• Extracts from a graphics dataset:
(begin)

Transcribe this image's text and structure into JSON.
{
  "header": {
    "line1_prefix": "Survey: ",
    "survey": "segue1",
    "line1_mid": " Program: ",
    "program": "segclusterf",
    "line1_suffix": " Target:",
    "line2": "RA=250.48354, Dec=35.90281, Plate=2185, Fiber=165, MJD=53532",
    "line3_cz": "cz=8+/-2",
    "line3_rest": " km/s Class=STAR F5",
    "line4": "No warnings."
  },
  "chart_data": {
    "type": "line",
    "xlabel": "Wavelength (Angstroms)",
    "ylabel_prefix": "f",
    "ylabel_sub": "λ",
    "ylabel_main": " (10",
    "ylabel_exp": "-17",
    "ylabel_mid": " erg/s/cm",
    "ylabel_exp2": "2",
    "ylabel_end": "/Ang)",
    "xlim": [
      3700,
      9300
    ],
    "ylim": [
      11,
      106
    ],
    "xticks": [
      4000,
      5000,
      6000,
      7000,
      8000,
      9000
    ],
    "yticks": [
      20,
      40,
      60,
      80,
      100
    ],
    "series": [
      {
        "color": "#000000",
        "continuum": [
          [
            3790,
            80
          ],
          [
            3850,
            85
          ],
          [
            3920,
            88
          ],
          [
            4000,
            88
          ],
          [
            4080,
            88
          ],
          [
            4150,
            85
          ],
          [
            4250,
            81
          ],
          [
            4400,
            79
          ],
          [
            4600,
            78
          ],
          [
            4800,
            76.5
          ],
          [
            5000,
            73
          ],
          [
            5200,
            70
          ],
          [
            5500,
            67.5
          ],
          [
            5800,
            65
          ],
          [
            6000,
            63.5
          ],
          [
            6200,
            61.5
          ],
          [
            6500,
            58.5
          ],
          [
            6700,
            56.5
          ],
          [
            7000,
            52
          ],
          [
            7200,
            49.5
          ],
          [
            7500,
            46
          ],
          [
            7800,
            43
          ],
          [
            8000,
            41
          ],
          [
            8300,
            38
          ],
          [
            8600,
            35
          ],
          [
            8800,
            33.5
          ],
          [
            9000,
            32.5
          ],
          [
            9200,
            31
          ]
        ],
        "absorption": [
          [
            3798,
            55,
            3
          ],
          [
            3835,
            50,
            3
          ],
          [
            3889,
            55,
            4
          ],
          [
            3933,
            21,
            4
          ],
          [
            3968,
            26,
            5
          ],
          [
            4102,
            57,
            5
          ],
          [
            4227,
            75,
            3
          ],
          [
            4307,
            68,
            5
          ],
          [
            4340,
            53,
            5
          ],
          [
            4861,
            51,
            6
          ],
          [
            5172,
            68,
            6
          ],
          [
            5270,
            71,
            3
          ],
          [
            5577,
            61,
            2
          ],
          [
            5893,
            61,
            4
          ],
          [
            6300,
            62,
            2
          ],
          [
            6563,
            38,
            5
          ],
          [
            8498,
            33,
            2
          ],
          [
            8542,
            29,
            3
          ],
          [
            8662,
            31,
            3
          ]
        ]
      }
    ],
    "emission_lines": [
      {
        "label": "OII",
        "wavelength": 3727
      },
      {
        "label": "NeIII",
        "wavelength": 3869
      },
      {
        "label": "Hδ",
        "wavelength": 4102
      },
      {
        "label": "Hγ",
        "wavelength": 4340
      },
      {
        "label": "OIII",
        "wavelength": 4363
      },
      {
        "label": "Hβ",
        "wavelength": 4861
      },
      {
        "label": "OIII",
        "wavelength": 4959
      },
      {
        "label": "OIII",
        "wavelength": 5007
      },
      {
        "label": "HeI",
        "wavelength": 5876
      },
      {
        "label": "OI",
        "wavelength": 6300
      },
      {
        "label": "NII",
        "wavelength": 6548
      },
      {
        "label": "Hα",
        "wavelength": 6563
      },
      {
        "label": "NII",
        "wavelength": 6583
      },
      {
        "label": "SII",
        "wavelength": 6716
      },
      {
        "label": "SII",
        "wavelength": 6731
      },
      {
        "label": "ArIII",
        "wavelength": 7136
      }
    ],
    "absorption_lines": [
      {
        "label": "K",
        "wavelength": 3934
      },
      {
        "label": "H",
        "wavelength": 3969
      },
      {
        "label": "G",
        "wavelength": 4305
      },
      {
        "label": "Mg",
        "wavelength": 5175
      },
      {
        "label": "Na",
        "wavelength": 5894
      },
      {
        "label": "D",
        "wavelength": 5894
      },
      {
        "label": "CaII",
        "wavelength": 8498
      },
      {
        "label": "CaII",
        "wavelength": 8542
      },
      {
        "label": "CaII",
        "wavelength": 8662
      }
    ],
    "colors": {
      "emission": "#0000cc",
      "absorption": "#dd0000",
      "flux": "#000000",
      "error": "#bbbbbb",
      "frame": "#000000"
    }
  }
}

(end)

Each of the records should be retyped exactly.

Transcribe this image's text and structure into JSON.
{
  "header": {
    "line1_prefix": "Survey: ",
    "survey": "segue1",
    "line1_mid": " Program: ",
    "program": "segclusterf",
    "line1_suffix": " Target:",
    "line2": "RA=250.48354, Dec=35.90281, Plate=2185, Fiber=165, MJD=53532",
    "line3_cz": "cz=8+/-2",
    "line3_rest": " km/s Class=STAR F5",
    "line4": "No warnings."
  },
  "chart_data": {
    "type": "line",
    "xlabel": "Wavelength (Angstroms)",
    "ylabel_prefix": "f",
    "ylabel_sub": "λ",
    "ylabel_main": " (10",
    "ylabel_exp": "-17",
    "ylabel_mid": " erg/s/cm",
    "ylabel_exp2": "2",
    "ylabel_end": "/Ang)",
    "xlim": [
      3700,
      9300
    ],
    "ylim": [
      11,
      106
    ],
    "xticks": [
      4000,
      5000,
      6000,
      7000,
      8000,
      9000
    ],
    "yticks": [
      20,
      40,
      60,
      80,
      100
    ],
    "series": [
      {
        "color": "#000000",
        "continuum": [
          [
            3790,
            80
          ],
          [
            3850,
            85
          ],
          [
            3920,
            88
          ],
          [
            4000,
            88
          ],
          [
            4080,
            88
          ],
          [
            4150,
            85
          ],
          [
            4250,
            81
          ],
          [
            4400,
            79
          ],
          [
            4600,
            78
          ],
          [
            4800,
            76.5
          ],
          [
            5000,
            73
          ],
          [
            5200,
            70
          ],
          [
            5500,
            67.5
          ],
          [
            5800,
            65
          ],
          [
            6000,
            63.5
          ],
          [
            6200,
            61.5
          ],
          [
            6500,
            58.5
          ],
          [
            6700,
            56.5
          ],
          [
            7000,
            52
          ],
          [
            7200,
            49.5
          ],
          [
            7500,
            46
          ],
          [
            7800,
            43
          ],
          [
            8000,
            41
          ],
          [
            8300,
            38
          ],
          [
            8600,
            35
          ],
          [
            8800,
            33.5
          ],
          [
            9000,
            32.5
          ],
          [
            9200,
            31
          ]
        ],
        "absorption": [
          [
            3798,
            55,
            3
          ],
          [
            3835,
            50,
            3
          ],
          [
            3889,
            55,
            4
          ],
          [
            3933,
            21,
            4
          ],
          [
            3968,
            26,
            5
          ],
          [
            4102,
            57,
            5
          ],
          [
            4227,
            75,
            3
          ],
          [
            4307,
            68,
            5
          ],
          [
            4340,
            53,
            5
          ],
          [
            4861,
            51,
            6
          ],
          [
            5172,
            68,
            6
          ],
          [
            5270,
            71,
            3
          ],
          [
            5577,
            61,
            2
          ],
          [
            5893,
            61,
            4
          ],
          [
            6300,
            62,
            2
          ],
          [
            6563,
            38,
            5
          ],
          [
            8498,
            33,
            2
          ],
          [
            8542,
            29,
            3
          ],
          [
            8662,
            31,
            3
          ]
        ]
      }
    ],
    "emission_lines": [
      {
        "label": "OII",
        "wavelength": 3727
      },
      {
        "label": "NeIII",
        "wavelength": 3869
      },
      {
        "label": "Hδ",
        "wavelength": 4102
      },
      {
        "label": "Hγ",
        "wavelength": 4340
      },
      {
        "label": "OIII",
        "wavelength": 4363
      },
      {
        "label": "Hβ",
        "wavelength": 4861
      },
      {
        "label": "OIII",
        "wavelength": 4959
      },
      {
        "label": "OIII",
        "wavelength": 5007
      },
      {
        "label": "HeI",
        "wavelength": 5876
      },
      {
        "label": "OI",
        "wavelength": 6300
      },
      {
        "label": "NII",
        "wavelength": 6548
      },
      {
        "label": "Hα",
        "wavelength": 6563
      },
      {
        "label": "NII",
        "wavelength": 6583
      },
      {
        "label": "SII",
        "wavelength": 6716
      },
      {
        "label": "SII",
        "wavelength": 6731
      },
      {
        "label": "ArIII",
        "wavelength": 7136
      }
    ],
    "absorption_lines": [
      {
        "label": "K",
        "wavelength": 3934
      },
      {
        "label": "H",
        "wavelength": 3969
      },
      {
        "label": "G",
        "wavelength": 4305
      },
      {
        "label": "Mg",
        "wavelength": 5175
      },
      {
        "label": "Na",
        "wavelength": 5894
      },
      {
        "label": "D",
        "wavelength": 5894
      },
      {
        "label": "CaII",
        "wavelength": 8498
      },
      {
        "label": "CaII",
        "wavelength": 8542
      },
      {
        "label": "CaII",
        "wavelength": 8662
      }
    ],
    "colors": {
      "emission": "#0000cc",
      "absorption": "#dd0000",
      "flux": "#000000",
      "error": "#bbbbbb",
      "frame": "#000000"
    }
  }
}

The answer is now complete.